**Task to complete**
Write out the records below once more, exactly as they stand.

**Structured figure records**
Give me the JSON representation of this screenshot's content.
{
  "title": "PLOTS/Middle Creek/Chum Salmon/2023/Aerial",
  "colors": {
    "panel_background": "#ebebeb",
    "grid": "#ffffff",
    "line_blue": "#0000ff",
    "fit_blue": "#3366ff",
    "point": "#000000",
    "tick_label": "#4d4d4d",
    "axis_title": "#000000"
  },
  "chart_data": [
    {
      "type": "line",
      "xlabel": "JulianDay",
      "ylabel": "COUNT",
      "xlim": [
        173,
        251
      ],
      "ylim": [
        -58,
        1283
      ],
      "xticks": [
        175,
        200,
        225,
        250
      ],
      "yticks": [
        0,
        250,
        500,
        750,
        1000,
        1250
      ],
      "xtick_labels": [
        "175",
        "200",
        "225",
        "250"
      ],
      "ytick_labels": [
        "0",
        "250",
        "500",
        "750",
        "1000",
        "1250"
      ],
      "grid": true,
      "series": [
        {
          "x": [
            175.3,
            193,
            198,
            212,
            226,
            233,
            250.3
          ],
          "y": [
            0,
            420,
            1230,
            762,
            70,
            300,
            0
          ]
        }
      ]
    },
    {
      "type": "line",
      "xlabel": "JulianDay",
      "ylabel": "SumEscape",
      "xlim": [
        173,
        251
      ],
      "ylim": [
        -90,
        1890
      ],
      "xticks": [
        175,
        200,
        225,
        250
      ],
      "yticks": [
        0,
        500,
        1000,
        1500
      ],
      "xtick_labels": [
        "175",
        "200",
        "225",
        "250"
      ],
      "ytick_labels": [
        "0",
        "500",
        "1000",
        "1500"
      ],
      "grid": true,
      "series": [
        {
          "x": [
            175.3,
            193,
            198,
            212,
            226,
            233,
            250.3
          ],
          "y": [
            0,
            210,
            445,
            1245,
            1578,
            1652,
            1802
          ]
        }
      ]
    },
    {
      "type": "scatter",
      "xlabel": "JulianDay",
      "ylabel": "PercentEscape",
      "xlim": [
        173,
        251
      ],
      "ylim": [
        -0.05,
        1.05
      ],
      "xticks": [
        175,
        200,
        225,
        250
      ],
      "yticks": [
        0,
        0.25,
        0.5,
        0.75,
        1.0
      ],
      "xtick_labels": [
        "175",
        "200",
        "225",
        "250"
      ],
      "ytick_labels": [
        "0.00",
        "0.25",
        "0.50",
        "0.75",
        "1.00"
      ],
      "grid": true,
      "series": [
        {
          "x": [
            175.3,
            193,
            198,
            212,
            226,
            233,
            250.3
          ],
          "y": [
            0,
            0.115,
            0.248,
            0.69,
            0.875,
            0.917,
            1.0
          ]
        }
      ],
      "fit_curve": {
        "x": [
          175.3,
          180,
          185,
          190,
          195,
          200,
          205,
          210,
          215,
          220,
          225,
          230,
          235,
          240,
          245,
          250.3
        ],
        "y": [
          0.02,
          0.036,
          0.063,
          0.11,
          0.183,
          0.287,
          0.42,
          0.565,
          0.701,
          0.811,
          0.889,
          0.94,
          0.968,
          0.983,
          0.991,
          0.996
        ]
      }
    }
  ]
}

**Solution for this problem**
Give me the JSON representation of this screenshot's content.
{
  "title": "PLOTS/Middle Creek/Chum Salmon/2023/Aerial",
  "colors": {
    "panel_background": "#ebebeb",
    "grid": "#ffffff",
    "line_blue": "#0000ff",
    "fit_blue": "#3366ff",
    "point": "#000000",
    "tick_label": "#4d4d4d",
    "axis_title": "#000000"
  },
  "chart_data": [
    {
      "type": "line",
      "xlabel": "JulianDay",
      "ylabel": "COUNT",
      "xlim": [
        173,
        251
      ],
      "ylim": [
        -58,
        1283
      ],
      "xticks": [
        175,
        200,
        225,
        250
      ],
      "yticks": [
        0,
        250,
        500,
        750,
        1000,
        1250
      ],
      "xtick_labels": [
        "175",
        "200",
        "225",
        "250"
      ],
      "ytick_labels": [
        "0",
        "250",
        "500",
        "750",
        "1000",
        "1250"
      ],
      "grid": true,
      "series": [
        {
          "x": [
            175.3,
            193,
            198,
            212,
            226,
            233,
            250.3
          ],
          "y": [
            0,
            420,
            1230,
            762,
            70,
            300,
            0
          ]
        }
      ]
    },
    {
      "type": "line",
      "xlabel": "JulianDay",
      "ylabel": "SumEscape",
      "xlim": [
        173,
        251
      ],
      "ylim": [
        -90,
        1890
      ],
      "xticks": [
        175,
        200,
        225,
        250
      ],
      "yticks": [
        0,
        500,
        1000,
        1500
      ],
      "xtick_labels": [
        "175",
        "200",
        "225",
        "250"
      ],
      "ytick_labels": [
        "0",
        "500",
        "1000",
        "1500"
      ],
      "grid": true,
      "series": [
        {
          "x": [
            175.3,
            193,
            198,
            212,
            226,
            233,
            250.3
          ],
          "y": [
            0,
            210,
            445,
            1245,
            1578,
            1652,
            1802
          ]
        }
      ]
    },
    {
      "type": "scatter",
      "xlabel": "JulianDay",
      "ylabel": "PercentEscape",
      "xlim": [
        173,
        251
      ],
      "ylim": [
        -0.05,
        1.05
      ],
      "xticks": [
        175,
        200,
        225,
        250
      ],
      "yticks": [
        0,
        0.25,
        0.5,
        0.75,
        1.0
      ],
      "xtick_labels": [
        "175",
        "200",
        "225",
        "250"
      ],
      "ytick_labels": [
        "0.00",
        "0.25",
        "0.50",
        "0.75",
        "1.00"
      ],
      "grid": true,
      "series": [
        {
          "x": [
            175.3,
            193,
            198,
            212,
            226,
            233,
            250.3
          ],
          "y": [
            0,
            0.115,
            0.248,
            0.69,
            0.875,
            0.917,
            1.0
          ]
        }
      ],
      "fit_curve": {
        "x": [
          175.3,
          180,
          185,
          190,
          195,
          200,
          205,
          210,
          215,
          220,
          225,
          230,
          235,
          240,
          245,
          250.3
        ],
        "y": [
          0.02,
          0.036,
          0.063,
          0.11,
          0.183,
          0.287,
          0.42,
          0.565,
          0.701,
          0.811,
          0.889,
          0.94,
          0.968,
          0.983,
          0.991,
          0.996
        ]
      }
    }
  ]
}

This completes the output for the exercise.